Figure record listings
::::

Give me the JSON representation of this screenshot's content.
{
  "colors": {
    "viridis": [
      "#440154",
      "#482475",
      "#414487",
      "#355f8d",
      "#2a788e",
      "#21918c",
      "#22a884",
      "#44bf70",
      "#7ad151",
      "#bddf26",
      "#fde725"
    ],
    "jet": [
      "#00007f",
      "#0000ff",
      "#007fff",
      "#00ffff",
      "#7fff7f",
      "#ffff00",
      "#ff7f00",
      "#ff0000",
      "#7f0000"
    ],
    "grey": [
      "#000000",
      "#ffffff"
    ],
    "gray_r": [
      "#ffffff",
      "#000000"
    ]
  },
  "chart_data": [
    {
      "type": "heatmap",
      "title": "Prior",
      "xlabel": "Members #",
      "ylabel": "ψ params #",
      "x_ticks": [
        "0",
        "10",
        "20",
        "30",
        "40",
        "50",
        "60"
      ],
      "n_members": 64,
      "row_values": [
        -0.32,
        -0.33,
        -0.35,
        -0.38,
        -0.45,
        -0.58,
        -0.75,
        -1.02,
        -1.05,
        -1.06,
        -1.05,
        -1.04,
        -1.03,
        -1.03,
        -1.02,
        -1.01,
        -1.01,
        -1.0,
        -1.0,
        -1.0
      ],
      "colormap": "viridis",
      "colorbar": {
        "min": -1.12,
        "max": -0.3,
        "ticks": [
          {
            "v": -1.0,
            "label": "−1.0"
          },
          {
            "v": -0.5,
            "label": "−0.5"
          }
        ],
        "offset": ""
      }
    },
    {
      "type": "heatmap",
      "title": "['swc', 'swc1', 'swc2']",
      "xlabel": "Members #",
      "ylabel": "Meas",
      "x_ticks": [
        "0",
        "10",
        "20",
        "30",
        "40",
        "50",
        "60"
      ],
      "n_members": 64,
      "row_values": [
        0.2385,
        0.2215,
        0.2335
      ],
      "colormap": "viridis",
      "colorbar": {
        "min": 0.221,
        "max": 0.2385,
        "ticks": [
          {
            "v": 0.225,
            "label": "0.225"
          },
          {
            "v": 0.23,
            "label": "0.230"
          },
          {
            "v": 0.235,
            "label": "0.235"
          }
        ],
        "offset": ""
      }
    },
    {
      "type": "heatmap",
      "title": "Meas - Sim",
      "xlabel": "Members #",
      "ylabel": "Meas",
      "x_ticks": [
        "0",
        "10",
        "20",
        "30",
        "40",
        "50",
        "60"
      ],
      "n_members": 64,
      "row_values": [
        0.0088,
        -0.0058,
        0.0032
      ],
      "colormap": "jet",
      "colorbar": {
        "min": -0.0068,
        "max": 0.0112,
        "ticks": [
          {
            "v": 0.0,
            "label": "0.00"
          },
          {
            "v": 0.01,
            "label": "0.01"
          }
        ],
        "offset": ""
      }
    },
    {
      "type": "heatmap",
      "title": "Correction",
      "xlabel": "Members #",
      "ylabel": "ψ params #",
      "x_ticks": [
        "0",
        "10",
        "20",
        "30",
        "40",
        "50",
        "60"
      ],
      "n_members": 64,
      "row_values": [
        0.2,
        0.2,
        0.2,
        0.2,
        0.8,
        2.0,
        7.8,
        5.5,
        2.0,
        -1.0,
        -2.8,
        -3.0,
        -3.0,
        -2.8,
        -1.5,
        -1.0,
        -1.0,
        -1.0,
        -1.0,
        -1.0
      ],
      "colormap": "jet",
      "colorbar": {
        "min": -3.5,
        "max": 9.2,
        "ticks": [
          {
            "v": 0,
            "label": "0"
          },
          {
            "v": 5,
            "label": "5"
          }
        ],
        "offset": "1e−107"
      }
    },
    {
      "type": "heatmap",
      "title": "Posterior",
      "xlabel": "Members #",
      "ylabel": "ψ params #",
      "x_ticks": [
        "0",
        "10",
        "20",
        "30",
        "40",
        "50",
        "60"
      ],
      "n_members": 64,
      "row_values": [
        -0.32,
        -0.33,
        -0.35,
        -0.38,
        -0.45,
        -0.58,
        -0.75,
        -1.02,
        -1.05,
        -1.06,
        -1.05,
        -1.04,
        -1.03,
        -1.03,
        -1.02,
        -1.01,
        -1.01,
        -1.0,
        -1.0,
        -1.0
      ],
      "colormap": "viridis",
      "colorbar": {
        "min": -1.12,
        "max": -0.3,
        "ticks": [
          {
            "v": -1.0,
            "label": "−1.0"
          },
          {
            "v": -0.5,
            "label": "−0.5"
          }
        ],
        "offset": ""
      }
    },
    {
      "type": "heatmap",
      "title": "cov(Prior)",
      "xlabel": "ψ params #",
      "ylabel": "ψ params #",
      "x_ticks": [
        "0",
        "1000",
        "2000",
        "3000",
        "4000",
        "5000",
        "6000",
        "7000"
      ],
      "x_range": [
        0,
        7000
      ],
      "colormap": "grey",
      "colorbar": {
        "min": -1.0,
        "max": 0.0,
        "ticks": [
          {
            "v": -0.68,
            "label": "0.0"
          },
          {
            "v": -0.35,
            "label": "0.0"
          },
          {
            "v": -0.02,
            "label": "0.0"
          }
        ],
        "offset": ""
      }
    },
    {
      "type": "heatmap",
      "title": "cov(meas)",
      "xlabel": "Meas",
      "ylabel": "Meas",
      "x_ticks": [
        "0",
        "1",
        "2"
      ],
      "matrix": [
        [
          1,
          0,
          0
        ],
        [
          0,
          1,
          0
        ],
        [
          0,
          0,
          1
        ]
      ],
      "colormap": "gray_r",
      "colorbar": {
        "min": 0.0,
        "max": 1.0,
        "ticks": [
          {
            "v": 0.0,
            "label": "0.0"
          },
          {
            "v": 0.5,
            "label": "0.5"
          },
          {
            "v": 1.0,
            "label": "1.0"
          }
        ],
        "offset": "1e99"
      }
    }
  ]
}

::::

| Set problem |
Print the material above once more, exactly.

| Solution to this exercise |
Give me the JSON representation of this screenshot's content.
{
  "colors": {
    "viridis": [
      "#440154",
      "#482475",
      "#414487",
      "#355f8d",
      "#2a788e",
      "#21918c",
      "#22a884",
      "#44bf70",
      "#7ad151",
      "#bddf26",
      "#fde725"
    ],
    "jet": [
      "#00007f",
      "#0000ff",
      "#007fff",
      "#00ffff",
      "#7fff7f",
      "#ffff00",
      "#ff7f00",
      "#ff0000",
      "#7f0000"
    ],
    "grey": [
      "#000000",
      "#ffffff"
    ],
    "gray_r": [
      "#ffffff",
      "#000000"
    ]
  },
  "chart_data": [
    {
      "type": "heatmap",
      "title": "Prior",
      "xlabel": "Members #",
      "ylabel": "ψ params #",
      "x_ticks": [
        "0",
        "10",
        "20",
        "30",
        "40",
        "50",
        "60"
      ],
      "n_members": 64,
      "row_values": [
        -0.32,
        -0.33,
        -0.35,
        -0.38,
        -0.45,
        -0.58,
        -0.75,
        -1.02,
        -1.05,
        -1.06,
        -1.05,
        -1.04,
        -1.03,
        -1.03,
        -1.02,
        -1.01,
        -1.01,
        -1.0,
        -1.0,
        -1.0
      ],
      "colormap": "viridis",
      "colorbar": {
        "min": -1.12,
        "max": -0.3,
        "ticks": [
          {
            "v": -1.0,
            "label": "−1.0"
          },
          {
            "v": -0.5,
            "label": "−0.5"
          }
        ],
        "offset": ""
      }
    },
    {
      "type": "heatmap",
      "title": "['swc', 'swc1', 'swc2']",
      "xlabel": "Members #",
      "ylabel": "Meas",
      "x_ticks": [
        "0",
        "10",
        "20",
        "30",
        "40",
        "50",
        "60"
      ],
      "n_members": 64,
      "row_values": [
        0.2385,
        0.2215,
        0.2335
      ],
      "colormap": "viridis",
      "colorbar": {
        "min": 0.221,
        "max": 0.2385,
        "ticks": [
          {
            "v": 0.225,
            "label": "0.225"
          },
          {
            "v": 0.23,
            "label": "0.230"
          },
          {
            "v": 0.235,
            "label": "0.235"
          }
        ],
        "offset": ""
      }
    },
    {
      "type": "heatmap",
      "title": "Meas - Sim",
      "xlabel": "Members #",
      "ylabel": "Meas",
      "x_ticks": [
        "0",
        "10",
        "20",
        "30",
        "40",
        "50",
        "60"
      ],
      "n_members": 64,
      "row_values": [
        0.0088,
        -0.0058,
        0.0032
      ],
      "colormap": "jet",
      "colorbar": {
        "min": -0.0068,
        "max": 0.0112,
        "ticks": [
          {
            "v": 0.0,
            "label": "0.00"
          },
          {
            "v": 0.01,
            "label": "0.01"
          }
        ],
        "offset": ""
      }
    },
    {
      "type": "heatmap",
      "title": "Correction",
      "xlabel": "Members #",
      "ylabel": "ψ params #",
      "x_ticks": [
        "0",
        "10",
        "20",
        "30",
        "40",
        "50",
        "60"
      ],
      "n_members": 64,
      "row_values": [
        0.2,
        0.2,
        0.2,
        0.2,
        0.8,
        2.0,
        7.8,
        5.5,
        2.0,
        -1.0,
        -2.8,
        -3.0,
        -3.0,
        -2.8,
        -1.5,
        -1.0,
        -1.0,
        -1.0,
        -1.0,
        -1.0
      ],
      "colormap": "jet",
      "colorbar": {
        "min": -3.5,
        "max": 9.2,
        "ticks": [
          {
            "v": 0,
            "label": "0"
          },
          {
            "v": 5,
            "label": "5"
          }
        ],
        "offset": "1e−107"
      }
    },
    {
      "type": "heatmap",
      "title": "Posterior",
      "xlabel": "Members #",
      "ylabel": "ψ params #",
      "x_ticks": [
        "0",
        "10",
        "20",
        "30",
        "40",
        "50",
        "60"
      ],
      "n_members": 64,
      "row_values": [
        -0.32,
        -0.33,
        -0.35,
        -0.38,
        -0.45,
        -0.58,
        -0.75,
        -1.02,
        -1.05,
        -1.06,
        -1.05,
        -1.04,
        -1.03,
        -1.03,
        -1.02,
        -1.01,
        -1.01,
        -1.0,
        -1.0,
        -1.0
      ],
      "colormap": "viridis",
      "colorbar": {
        "min": -1.12,
        "max": -0.3,
        "ticks": [
          {
            "v": -1.0,
            "label": "−1.0"
          },
          {
            "v": -0.5,
            "label": "−0.5"
          }
        ],
        "offset": ""
      }
    },
    {
      "type": "heatmap",
      "title": "cov(Prior)",
      "xlabel": "ψ params #",
      "ylabel": "ψ params #",
      "x_ticks": [
        "0",
        "1000",
        "2000",
        "3000",
        "4000",
        "5000",
        "6000",
        "7000"
      ],
      "x_range": [
        0,
        7000
      ],
      "colormap": "grey",
      "colorbar": {
        "min": -1.0,
        "max": 0.0,
        "ticks": [
          {
            "v": -0.68,
            "label": "0.0"
          },
          {
            "v": -0.35,
            "label": "0.0"
          },
          {
            "v": -0.02,
            "label": "0.0"
          }
        ],
        "offset": ""
      }
    },
    {
      "type": "heatmap",
      "title": "cov(meas)",
      "xlabel": "Meas",
      "ylabel": "Meas",
      "x_ticks": [
        "0",
        "1",
        "2"
      ],
      "matrix": [
        [
          1,
          0,
          0
        ],
        [
          0,
          1,
          0
        ],
        [
          0,
          0,
          1
        ]
      ],
      "colormap": "gray_r",
      "colorbar": {
        "min": 0.0,
        "max": 1.0,
        "ticks": [
          {
            "v": 0.0,
            "label": "0.0"
          },
          {
            "v": 0.5,
            "label": "0.5"
          },
          {
            "v": 1.0,
            "label": "1.0"
          }
        ],
        "offset": "1e99"
      }
    }
  ]
}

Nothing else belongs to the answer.